* WORK TO COMPLETE *
Lines before the one containing "Extract all readable text from this page." are excluded; reproduce that line and all lines after it in the entries below, exactly.

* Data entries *
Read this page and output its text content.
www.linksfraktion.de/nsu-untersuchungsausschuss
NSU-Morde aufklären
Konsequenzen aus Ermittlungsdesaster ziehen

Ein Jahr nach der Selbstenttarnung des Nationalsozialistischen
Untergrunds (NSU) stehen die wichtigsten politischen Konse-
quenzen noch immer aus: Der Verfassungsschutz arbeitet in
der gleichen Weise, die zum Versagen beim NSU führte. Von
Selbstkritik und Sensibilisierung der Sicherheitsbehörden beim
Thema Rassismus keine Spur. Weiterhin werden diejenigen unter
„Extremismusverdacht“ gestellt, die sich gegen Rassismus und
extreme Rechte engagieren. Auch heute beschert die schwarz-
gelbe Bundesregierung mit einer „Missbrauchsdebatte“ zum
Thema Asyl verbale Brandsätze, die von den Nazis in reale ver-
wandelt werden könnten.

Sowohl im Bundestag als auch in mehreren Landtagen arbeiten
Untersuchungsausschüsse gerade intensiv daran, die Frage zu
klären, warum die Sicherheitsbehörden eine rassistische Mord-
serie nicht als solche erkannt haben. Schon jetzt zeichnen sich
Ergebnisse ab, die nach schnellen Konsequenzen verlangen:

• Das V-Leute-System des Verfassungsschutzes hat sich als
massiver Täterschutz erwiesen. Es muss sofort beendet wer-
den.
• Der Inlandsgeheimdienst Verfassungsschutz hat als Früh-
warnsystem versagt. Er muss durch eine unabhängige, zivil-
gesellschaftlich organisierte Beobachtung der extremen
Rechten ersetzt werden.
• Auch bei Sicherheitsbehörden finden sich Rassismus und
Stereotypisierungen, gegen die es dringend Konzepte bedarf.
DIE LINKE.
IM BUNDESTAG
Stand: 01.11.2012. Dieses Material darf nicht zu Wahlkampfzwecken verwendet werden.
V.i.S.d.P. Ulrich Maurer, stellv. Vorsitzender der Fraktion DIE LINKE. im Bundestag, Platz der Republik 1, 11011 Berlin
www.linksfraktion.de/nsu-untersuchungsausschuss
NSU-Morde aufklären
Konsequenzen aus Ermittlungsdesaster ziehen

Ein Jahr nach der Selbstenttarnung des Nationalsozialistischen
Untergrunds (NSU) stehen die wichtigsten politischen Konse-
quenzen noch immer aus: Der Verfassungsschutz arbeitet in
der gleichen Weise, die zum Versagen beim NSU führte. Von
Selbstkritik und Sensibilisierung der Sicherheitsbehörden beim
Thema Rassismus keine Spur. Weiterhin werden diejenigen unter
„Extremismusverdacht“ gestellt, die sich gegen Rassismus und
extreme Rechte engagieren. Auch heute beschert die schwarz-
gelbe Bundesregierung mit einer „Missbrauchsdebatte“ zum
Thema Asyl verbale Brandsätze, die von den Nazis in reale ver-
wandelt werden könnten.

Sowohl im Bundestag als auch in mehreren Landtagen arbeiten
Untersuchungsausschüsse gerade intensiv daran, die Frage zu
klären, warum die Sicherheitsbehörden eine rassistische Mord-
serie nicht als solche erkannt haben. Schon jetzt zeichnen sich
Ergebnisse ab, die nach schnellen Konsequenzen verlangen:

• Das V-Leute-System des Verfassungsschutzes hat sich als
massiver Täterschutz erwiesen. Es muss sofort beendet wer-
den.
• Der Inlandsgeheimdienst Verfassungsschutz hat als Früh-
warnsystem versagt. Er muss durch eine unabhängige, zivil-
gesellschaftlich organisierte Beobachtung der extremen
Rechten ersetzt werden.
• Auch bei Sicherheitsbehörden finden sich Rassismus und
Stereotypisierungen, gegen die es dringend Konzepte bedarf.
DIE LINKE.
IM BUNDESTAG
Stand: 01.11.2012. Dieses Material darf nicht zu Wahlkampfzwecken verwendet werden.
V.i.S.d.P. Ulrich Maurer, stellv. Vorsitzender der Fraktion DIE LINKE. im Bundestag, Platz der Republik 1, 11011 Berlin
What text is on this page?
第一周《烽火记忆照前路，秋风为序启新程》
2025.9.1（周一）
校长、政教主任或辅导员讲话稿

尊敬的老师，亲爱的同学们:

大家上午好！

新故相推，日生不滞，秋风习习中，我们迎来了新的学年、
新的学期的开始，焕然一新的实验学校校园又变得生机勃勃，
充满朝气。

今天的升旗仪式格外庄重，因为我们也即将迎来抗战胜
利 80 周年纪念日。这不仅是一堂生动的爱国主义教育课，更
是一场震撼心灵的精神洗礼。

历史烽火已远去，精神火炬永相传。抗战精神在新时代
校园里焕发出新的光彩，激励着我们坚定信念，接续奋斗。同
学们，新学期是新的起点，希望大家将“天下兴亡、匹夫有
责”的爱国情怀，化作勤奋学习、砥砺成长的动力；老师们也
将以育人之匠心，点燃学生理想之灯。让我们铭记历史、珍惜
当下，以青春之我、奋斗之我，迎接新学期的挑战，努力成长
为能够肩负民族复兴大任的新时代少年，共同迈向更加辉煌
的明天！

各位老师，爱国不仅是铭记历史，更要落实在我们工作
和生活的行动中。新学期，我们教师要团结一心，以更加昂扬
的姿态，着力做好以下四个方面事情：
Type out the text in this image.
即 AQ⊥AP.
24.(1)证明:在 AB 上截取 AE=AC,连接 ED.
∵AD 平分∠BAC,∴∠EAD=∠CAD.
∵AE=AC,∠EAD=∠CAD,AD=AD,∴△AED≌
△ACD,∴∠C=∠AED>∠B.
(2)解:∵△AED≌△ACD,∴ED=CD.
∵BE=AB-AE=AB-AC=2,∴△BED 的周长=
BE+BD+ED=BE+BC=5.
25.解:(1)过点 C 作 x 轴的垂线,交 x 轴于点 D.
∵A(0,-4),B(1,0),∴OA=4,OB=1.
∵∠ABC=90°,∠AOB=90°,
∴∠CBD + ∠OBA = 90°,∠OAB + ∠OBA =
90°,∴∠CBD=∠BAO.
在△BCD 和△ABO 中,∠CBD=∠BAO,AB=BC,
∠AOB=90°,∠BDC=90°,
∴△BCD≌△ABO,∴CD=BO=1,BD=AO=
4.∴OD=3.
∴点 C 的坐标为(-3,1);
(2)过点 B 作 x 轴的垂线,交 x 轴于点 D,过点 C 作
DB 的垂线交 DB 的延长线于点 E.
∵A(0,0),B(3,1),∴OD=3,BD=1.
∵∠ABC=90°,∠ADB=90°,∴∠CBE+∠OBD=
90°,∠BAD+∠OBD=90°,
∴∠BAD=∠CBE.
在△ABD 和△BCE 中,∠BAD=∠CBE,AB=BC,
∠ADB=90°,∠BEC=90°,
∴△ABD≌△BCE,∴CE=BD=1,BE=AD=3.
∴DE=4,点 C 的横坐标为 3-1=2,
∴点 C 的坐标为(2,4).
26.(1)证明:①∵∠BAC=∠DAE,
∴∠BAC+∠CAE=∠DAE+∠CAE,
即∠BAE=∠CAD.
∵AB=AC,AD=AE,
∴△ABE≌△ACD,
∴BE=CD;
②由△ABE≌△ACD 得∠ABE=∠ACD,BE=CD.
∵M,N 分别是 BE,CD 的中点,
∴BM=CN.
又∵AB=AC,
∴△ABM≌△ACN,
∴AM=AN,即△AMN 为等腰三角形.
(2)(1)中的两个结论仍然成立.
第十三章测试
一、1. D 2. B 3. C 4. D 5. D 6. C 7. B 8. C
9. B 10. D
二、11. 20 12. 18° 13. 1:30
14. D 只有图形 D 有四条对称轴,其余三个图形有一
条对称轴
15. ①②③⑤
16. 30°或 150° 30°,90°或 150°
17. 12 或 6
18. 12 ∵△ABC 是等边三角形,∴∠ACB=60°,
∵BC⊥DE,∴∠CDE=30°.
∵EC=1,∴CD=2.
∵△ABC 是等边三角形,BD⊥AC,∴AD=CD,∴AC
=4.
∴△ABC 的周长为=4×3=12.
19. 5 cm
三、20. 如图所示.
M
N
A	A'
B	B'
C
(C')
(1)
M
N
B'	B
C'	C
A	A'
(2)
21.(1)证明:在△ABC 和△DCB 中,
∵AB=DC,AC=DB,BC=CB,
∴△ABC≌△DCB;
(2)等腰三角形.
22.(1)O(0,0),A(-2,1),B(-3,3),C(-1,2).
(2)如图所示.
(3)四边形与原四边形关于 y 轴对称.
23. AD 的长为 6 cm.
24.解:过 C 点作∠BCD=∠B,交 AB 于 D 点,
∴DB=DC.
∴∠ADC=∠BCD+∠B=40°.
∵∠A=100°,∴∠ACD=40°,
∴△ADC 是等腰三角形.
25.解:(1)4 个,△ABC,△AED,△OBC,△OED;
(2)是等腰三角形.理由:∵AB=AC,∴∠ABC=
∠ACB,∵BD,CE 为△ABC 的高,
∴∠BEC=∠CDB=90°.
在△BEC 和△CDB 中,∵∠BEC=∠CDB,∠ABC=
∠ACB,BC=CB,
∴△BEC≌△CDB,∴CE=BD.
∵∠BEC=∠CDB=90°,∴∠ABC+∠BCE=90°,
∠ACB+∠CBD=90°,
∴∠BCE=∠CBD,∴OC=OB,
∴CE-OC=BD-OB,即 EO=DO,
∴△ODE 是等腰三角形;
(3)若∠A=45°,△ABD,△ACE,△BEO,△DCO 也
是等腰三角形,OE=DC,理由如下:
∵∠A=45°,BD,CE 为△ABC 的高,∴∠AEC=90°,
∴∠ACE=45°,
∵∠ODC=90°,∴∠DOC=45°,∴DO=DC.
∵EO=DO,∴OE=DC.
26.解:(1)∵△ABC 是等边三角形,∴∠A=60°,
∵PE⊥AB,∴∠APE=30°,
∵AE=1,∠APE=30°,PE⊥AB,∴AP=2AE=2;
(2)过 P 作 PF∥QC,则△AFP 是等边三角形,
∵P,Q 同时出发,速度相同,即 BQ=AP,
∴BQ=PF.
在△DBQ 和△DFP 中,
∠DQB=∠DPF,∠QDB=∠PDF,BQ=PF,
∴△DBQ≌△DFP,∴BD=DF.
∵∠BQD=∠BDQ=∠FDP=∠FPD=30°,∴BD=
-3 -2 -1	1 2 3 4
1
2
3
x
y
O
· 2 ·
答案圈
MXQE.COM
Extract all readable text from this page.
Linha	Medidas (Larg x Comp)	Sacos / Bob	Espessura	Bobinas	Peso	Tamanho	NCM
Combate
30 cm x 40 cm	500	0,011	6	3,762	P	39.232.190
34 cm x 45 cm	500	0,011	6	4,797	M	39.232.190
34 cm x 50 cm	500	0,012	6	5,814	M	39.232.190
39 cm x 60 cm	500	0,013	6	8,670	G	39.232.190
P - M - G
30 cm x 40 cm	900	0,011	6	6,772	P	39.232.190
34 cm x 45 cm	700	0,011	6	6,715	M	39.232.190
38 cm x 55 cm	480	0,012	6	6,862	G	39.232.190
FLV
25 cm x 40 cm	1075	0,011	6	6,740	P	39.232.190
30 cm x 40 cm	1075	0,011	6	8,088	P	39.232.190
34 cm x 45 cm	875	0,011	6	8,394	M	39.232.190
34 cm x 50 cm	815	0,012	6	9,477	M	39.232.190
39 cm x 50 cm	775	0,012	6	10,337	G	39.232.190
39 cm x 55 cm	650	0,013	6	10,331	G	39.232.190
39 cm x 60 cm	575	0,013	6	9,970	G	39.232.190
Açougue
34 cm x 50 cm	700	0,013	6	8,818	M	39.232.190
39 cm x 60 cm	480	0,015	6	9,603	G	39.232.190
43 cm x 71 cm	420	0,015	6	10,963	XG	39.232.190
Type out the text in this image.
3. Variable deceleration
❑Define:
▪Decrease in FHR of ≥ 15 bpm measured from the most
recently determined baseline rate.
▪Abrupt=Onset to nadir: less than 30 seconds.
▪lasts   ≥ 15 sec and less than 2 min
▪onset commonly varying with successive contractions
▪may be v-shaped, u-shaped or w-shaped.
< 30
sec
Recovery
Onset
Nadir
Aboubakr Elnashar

* WRITTEN ANSWER *
Extract all readable text from this page.
Linha	Medidas (Larg x Comp)	Sacos / Bob	Espessura	Bobinas	Peso	Tamanho	NCM
Combate
30 cm x 40 cm	500	0,011	6	3,762	P	39.232.190
34 cm x 45 cm	500	0,011	6	4,797	M	39.232.190
34 cm x 50 cm	500	0,012	6	5,814	M	39.232.190
39 cm x 60 cm	500	0,013	6	8,670	G	39.232.190
P - M - G
30 cm x 40 cm	900	0,011	6	6,772	P	39.232.190
34 cm x 45 cm	700	0,011	6	6,715	M	39.232.190
38 cm x 55 cm	480	0,012	6	6,862	G	39.232.190
FLV
25 cm x 40 cm	1075	0,011	6	6,740	P	39.232.190
30 cm x 40 cm	1075	0,011	6	8,088	P	39.232.190
34 cm x 45 cm	875	0,011	6	8,394	M	39.232.190
34 cm x 50 cm	815	0,012	6	9,477	M	39.232.190
39 cm x 50 cm	775	0,012	6	10,337	G	39.232.190
39 cm x 55 cm	650	0,013	6	10,331	G	39.232.190
39 cm x 60 cm	575	0,013	6	9,970	G	39.232.190
Açougue
34 cm x 50 cm	700	0,013	6	8,818	M	39.232.190
39 cm x 60 cm	480	0,015	6	9,603	G	39.232.190
43 cm x 71 cm	420	0,015	6	10,963	XG	39.232.190
Type out the text in this image.
3. Variable deceleration
❑Define:
▪Decrease in FHR of ≥ 15 bpm measured from the most
recently determined baseline rate.
▪Abrupt=Onset to nadir: less than 30 seconds.
▪lasts   ≥ 15 sec and less than 2 min
▪onset commonly varying with successive contractions
▪may be v-shaped, u-shaped or w-shaped.
< 30
sec
Recovery
Onset
Nadir
Aboubakr Elnashar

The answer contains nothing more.